— Begin RECORD LIST —

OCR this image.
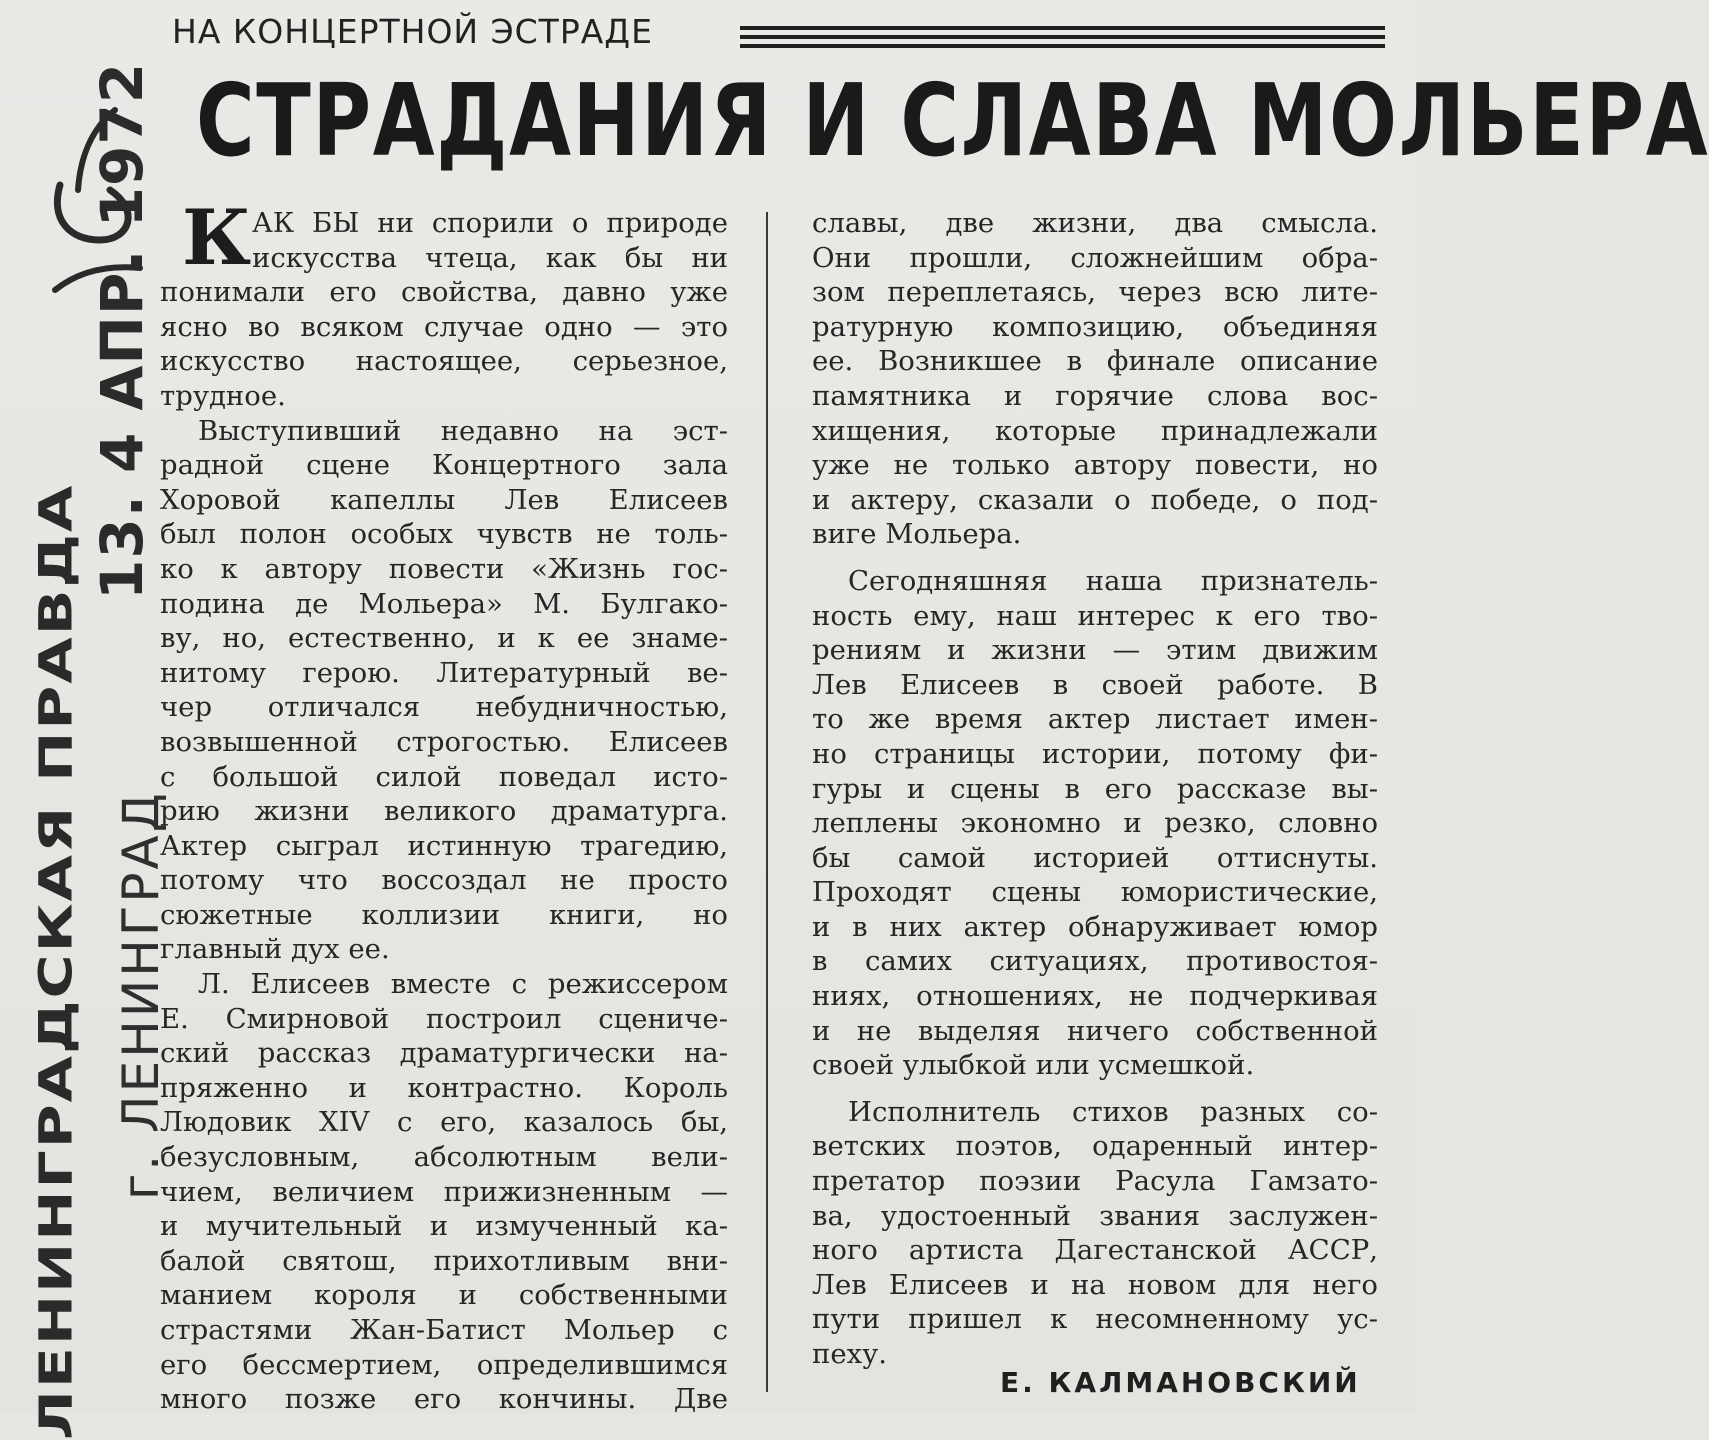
ЛЕНИНГРАДСКАЯ ПРАВДА г. ЛЕНИНГРАД
13. 4 АПР. 1972
НА КОНЦЕРТНОЙ ЭСТРАДЕ
СТРАДАНИЯ И СЛАВА МОЛЬЕРА
К АК БЫ ни спорили о природе
искусства чтеца, как бы ни
понимали его свойства, давно уже
ясно во всяком случае одно — это
искусство настоящее, серьезное,
трудное.
Выступивший недавно на эст-
радной сцене Концертного зала
Хоровой капеллы Лев Елисеев
был полон особых чувств не толь-
ко к автору повести «Жизнь гос-
подина де Мольера» М. Булгако-
ву, но, естественно, и к ее знаме-
нитому герою. Литературный ве-
чер отличался небудничностью,
возвышенной строгостью. Елисеев
с большой силой поведал исто-
рию жизни великого драматурга.
Актер сыграл истинную трагедию,
потому что воссоздал не просто
сюжетные коллизии книги, но
главный дух ее.
Л. Елисеев вместе с режиссером
Е. Смирновой построил сцениче-
ский рассказ драматургически на-
пряженно и контрастно. Король
Людовик XIV с его, казалось бы,
безусловным, абсолютным вели-
чием, величием прижизненным —
и мучительный и измученный ка-
балой святош, прихотливым вни-
манием короля и собственными
страстями Жан-Батист Мольер с
его бессмертием, определившимся
много позже его кончины. Две
славы, две жизни, два смысла.
Они прошли, сложнейшим обра-
зом переплетаясь, через всю лите-
ратурную композицию, объединяя
ее. Возникшее в финале описание
памятника и горячие слова вос-
хищения, которые принадлежали
уже не только автору повести, но
и актеру, сказали о победе, о под-
виге Мольера.
Сегодняшняя наша признатель-
ность ему, наш интерес к его тво-
рениям и жизни — этим движим
Лев Елисеев в своей работе. В
то же время актер листает имен-
но страницы истории, потому фи-
гуры и сцены в его рассказе вы-
леплены экономно и резко, словно
бы самой историей оттиснуты.
Проходят сцены юмористические,
и в них актер обнаруживает юмор
в самих ситуациях, противостоя-
ниях, отношениях, не подчеркивая
и не выделяя ничего собственной
своей улыбкой или усмешкой.
Исполнитель стихов разных со-
ветских поэтов, одаренный интер-
претатор поэзии Расула Гамзато-
ва, удостоенный звания заслужен-
ного артиста Дагестанской АССР,
Лев Елисеев и на новом для него
пути пришел к несомненному ус-
пеху.
Е. КАЛМАНОВСКИЙ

— End RECORD LIST —

## THE TASK
Write out every line of the entries that holds the word "потому".

## ANSWER TO THIS EXERCISE
потому что воссоздал не просто
но страницы истории, потому фи-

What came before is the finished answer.